WORK REQUIRED :: Report back every line in the data that includes the string "weeks".

[Dataset entries]

-- -- --

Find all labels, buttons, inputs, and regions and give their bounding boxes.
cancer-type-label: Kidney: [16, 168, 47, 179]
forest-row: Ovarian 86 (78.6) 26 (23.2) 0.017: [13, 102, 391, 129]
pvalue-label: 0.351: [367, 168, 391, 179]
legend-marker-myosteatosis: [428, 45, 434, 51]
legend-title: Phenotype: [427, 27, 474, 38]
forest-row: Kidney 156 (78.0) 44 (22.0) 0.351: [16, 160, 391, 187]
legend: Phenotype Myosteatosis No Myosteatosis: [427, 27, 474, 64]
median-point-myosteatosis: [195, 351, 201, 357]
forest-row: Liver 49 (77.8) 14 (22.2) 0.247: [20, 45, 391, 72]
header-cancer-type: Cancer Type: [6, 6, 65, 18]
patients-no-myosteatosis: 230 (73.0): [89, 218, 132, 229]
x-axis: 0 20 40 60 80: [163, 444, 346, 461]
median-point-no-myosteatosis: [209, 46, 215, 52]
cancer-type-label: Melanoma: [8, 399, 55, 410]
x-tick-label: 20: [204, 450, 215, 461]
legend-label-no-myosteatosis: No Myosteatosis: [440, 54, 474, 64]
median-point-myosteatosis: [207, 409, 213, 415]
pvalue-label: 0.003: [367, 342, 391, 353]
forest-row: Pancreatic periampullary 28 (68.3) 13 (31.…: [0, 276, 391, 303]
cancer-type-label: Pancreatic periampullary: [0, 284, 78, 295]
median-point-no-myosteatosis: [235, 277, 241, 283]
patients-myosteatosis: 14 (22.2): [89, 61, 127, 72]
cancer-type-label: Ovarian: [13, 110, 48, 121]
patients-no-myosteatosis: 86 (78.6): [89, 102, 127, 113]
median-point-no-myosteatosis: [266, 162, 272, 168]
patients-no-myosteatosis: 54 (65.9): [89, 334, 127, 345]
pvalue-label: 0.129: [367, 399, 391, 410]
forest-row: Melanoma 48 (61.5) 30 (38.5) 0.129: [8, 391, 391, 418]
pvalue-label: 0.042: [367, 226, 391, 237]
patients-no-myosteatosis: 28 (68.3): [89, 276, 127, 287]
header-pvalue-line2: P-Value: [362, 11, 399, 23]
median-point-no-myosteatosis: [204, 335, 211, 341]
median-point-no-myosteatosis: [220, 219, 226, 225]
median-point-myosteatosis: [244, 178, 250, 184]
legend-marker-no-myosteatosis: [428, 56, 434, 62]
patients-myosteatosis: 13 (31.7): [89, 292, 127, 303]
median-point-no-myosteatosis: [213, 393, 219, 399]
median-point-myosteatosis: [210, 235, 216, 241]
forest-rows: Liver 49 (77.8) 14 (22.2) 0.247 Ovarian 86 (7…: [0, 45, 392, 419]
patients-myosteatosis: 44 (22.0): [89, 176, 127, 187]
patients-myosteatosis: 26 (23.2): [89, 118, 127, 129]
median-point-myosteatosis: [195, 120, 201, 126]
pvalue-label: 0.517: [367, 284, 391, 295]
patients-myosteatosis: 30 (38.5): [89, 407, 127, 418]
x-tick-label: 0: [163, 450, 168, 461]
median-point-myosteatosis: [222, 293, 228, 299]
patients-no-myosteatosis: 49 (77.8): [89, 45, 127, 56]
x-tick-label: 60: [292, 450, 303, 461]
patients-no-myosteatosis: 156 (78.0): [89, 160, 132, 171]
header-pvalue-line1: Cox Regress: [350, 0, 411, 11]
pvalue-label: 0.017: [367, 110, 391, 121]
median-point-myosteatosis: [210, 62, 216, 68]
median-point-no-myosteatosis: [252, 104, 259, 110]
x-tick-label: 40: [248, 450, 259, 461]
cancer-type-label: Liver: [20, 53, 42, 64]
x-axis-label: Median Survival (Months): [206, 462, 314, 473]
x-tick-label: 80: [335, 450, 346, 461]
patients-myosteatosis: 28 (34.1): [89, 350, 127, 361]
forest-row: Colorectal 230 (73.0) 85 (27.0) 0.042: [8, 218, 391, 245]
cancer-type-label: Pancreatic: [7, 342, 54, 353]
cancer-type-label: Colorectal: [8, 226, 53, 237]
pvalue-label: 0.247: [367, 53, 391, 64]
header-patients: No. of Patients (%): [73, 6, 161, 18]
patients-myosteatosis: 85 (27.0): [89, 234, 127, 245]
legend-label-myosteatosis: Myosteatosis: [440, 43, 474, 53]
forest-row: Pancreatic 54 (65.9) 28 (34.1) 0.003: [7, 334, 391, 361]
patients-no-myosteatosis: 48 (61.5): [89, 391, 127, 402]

-- -- --

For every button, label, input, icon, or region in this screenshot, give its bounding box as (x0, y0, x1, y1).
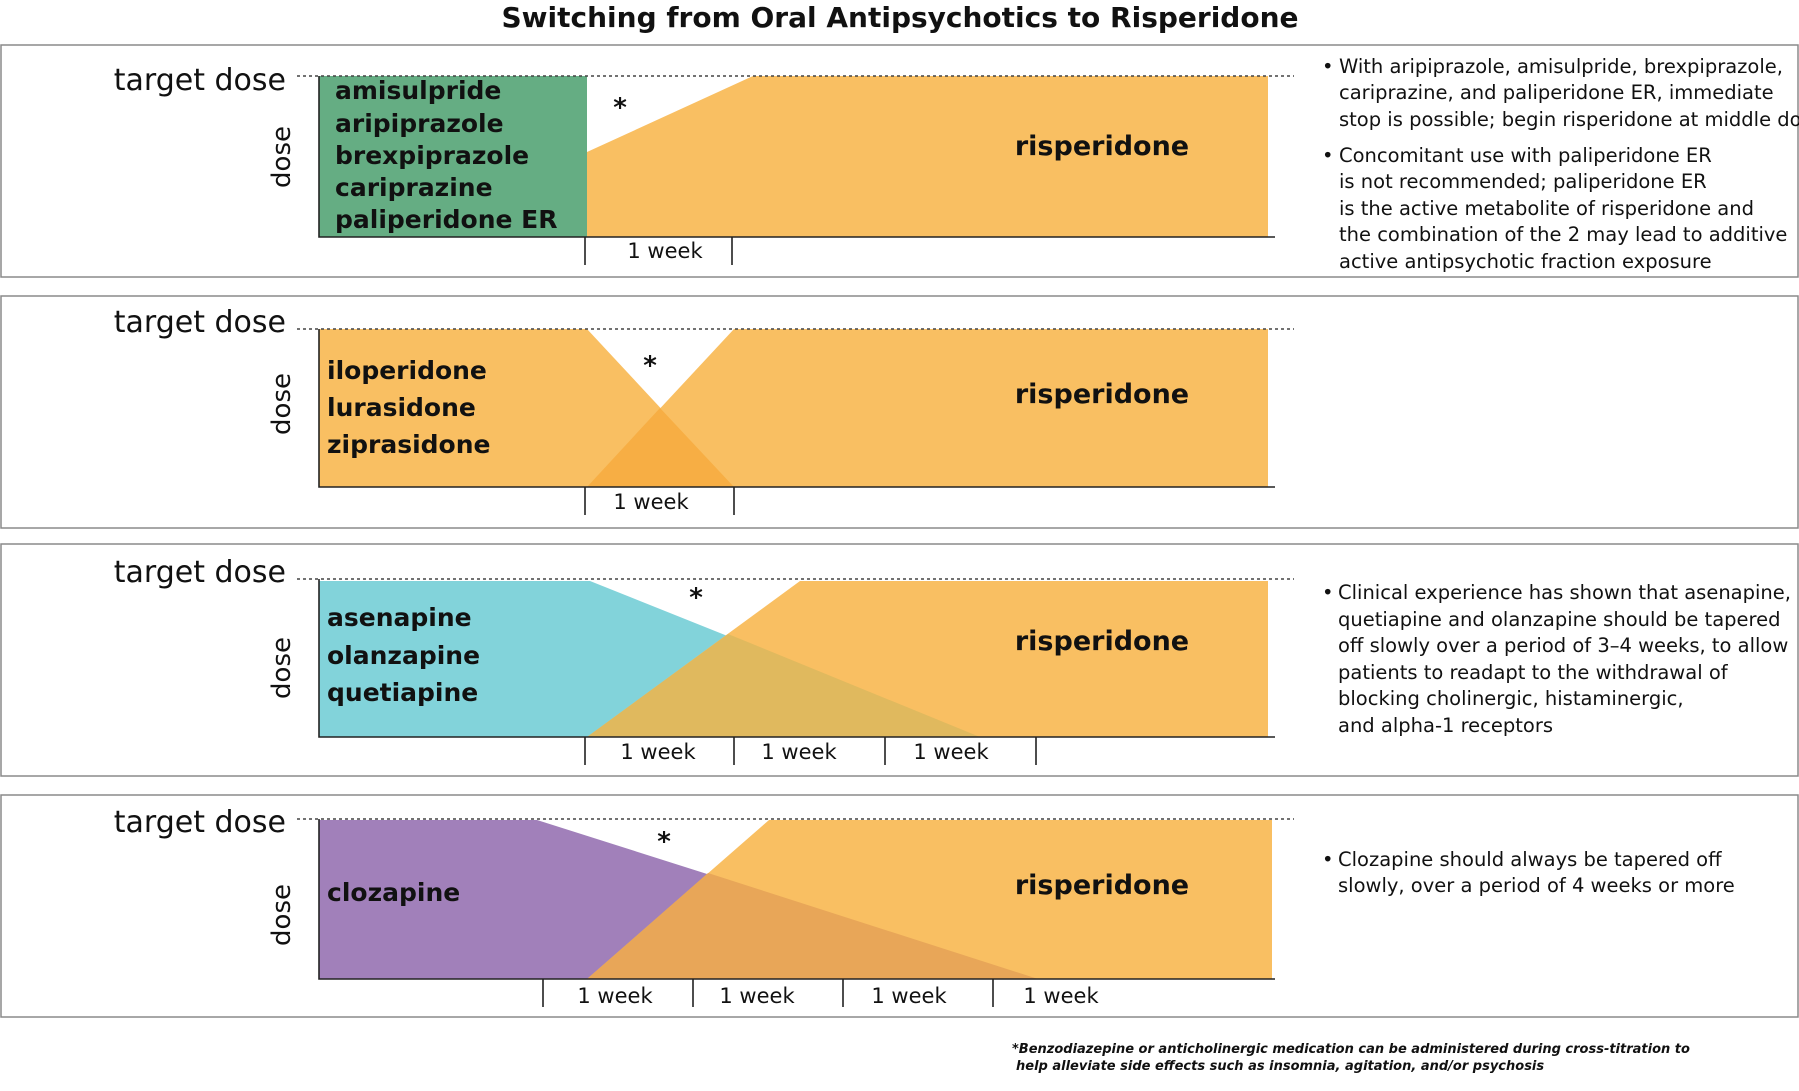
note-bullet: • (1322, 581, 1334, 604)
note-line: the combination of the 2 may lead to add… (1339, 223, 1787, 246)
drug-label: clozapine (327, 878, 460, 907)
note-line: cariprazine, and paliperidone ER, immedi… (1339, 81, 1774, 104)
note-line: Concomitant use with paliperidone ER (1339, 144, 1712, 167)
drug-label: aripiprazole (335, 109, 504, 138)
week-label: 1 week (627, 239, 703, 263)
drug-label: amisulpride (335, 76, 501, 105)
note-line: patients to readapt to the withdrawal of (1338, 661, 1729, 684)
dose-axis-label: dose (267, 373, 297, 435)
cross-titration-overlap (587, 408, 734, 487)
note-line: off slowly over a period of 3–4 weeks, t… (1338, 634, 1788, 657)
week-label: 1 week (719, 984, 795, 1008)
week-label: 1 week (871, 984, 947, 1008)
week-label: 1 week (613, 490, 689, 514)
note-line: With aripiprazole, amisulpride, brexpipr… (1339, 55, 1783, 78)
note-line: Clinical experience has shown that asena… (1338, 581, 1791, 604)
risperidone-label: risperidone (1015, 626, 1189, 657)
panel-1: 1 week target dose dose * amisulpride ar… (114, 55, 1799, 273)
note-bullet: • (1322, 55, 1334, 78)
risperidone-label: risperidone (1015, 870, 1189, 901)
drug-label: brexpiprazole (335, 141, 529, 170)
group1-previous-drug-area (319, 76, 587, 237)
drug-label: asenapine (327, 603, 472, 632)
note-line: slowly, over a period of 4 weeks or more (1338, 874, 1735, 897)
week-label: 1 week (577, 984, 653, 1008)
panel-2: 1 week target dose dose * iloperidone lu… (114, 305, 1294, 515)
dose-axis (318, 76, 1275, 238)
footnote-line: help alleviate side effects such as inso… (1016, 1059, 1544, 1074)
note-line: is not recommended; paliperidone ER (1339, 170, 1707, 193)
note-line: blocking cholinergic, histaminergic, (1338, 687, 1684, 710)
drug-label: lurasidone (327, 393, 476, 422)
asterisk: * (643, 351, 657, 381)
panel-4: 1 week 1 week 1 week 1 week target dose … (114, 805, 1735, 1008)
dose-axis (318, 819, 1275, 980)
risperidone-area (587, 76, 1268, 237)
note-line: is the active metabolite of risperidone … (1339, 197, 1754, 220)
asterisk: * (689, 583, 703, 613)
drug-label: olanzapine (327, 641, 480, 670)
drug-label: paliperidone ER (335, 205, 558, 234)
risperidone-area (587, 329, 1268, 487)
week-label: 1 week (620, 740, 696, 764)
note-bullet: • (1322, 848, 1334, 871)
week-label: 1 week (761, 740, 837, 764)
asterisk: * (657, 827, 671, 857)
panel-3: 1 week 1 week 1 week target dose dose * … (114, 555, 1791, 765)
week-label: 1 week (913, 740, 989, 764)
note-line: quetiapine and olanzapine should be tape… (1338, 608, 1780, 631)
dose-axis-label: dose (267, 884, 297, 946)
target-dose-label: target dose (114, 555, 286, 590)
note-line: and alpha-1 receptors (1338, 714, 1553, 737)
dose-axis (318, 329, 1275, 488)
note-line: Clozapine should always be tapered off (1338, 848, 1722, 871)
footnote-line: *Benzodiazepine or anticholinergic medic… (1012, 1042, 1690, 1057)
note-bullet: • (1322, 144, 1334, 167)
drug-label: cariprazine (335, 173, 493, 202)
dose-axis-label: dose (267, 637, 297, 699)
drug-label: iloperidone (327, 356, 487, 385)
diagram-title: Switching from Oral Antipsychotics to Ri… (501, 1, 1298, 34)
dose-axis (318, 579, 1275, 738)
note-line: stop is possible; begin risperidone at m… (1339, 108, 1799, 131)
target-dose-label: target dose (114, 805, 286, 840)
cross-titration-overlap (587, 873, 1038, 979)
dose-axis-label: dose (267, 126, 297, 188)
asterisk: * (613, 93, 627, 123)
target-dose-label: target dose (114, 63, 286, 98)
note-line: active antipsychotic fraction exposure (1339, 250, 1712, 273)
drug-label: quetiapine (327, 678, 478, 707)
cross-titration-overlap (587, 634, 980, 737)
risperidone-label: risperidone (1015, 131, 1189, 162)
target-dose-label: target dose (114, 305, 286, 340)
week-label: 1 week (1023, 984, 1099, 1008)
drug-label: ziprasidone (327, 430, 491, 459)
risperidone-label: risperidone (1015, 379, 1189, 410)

-- -- --

TASK ANSWER ::
note-line: off slowly over a period of 3–4 weeks, t… (1338, 634, 1788, 657)
note-line: slowly, over a period of 4 weeks or more (1338, 874, 1735, 897)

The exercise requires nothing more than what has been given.